Material supplied start

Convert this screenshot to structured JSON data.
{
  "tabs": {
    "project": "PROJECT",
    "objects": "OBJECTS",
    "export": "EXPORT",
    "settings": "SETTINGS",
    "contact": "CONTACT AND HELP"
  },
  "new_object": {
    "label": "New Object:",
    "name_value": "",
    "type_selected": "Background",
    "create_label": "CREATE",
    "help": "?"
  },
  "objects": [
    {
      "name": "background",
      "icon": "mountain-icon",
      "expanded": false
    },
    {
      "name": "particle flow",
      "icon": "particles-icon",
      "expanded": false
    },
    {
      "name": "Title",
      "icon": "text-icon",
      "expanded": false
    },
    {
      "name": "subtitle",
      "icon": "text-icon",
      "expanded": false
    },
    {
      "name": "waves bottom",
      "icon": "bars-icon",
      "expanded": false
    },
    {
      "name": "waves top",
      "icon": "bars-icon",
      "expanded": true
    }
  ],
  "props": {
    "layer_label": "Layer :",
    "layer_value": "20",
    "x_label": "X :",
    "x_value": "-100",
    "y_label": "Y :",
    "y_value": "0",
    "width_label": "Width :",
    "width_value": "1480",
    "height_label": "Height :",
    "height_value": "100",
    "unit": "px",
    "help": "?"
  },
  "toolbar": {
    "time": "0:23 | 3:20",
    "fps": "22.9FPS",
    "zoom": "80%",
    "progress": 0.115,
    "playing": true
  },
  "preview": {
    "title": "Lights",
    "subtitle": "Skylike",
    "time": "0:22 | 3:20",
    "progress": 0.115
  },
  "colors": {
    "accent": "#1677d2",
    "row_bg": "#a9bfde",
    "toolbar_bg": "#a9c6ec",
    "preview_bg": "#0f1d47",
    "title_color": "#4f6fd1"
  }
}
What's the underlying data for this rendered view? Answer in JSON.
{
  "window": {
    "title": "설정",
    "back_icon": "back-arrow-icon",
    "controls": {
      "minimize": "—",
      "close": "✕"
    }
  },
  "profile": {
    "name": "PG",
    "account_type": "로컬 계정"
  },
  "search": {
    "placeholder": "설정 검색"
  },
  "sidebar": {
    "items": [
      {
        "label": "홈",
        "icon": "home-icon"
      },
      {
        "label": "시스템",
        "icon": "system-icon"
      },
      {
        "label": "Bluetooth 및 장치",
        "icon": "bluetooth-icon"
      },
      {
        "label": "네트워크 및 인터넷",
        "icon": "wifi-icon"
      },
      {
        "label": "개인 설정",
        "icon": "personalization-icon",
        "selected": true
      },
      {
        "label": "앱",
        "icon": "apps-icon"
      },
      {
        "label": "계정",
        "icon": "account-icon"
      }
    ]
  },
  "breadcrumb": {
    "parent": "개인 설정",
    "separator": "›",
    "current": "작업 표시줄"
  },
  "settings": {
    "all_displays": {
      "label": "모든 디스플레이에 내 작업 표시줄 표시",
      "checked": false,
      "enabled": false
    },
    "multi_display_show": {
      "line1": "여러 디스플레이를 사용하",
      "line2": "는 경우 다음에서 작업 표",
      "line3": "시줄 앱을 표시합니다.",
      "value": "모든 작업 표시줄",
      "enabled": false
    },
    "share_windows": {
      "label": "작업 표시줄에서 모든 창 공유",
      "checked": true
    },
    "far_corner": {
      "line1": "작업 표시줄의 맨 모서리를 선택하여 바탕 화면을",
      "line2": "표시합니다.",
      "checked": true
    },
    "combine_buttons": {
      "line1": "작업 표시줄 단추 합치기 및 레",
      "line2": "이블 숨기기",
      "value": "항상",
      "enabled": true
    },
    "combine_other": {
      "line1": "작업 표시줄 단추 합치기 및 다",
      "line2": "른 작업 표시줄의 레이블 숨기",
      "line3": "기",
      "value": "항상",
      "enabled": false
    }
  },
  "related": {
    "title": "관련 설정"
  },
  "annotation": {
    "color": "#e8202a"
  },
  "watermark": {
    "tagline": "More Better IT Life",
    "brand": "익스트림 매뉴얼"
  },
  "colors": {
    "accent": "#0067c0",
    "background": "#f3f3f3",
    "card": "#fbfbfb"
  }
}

Material supplied end

--- Set exercise ---
Determine how many lines above contain "JSON" as a word or string. Give the number alone.

--- Exercise solution ---
2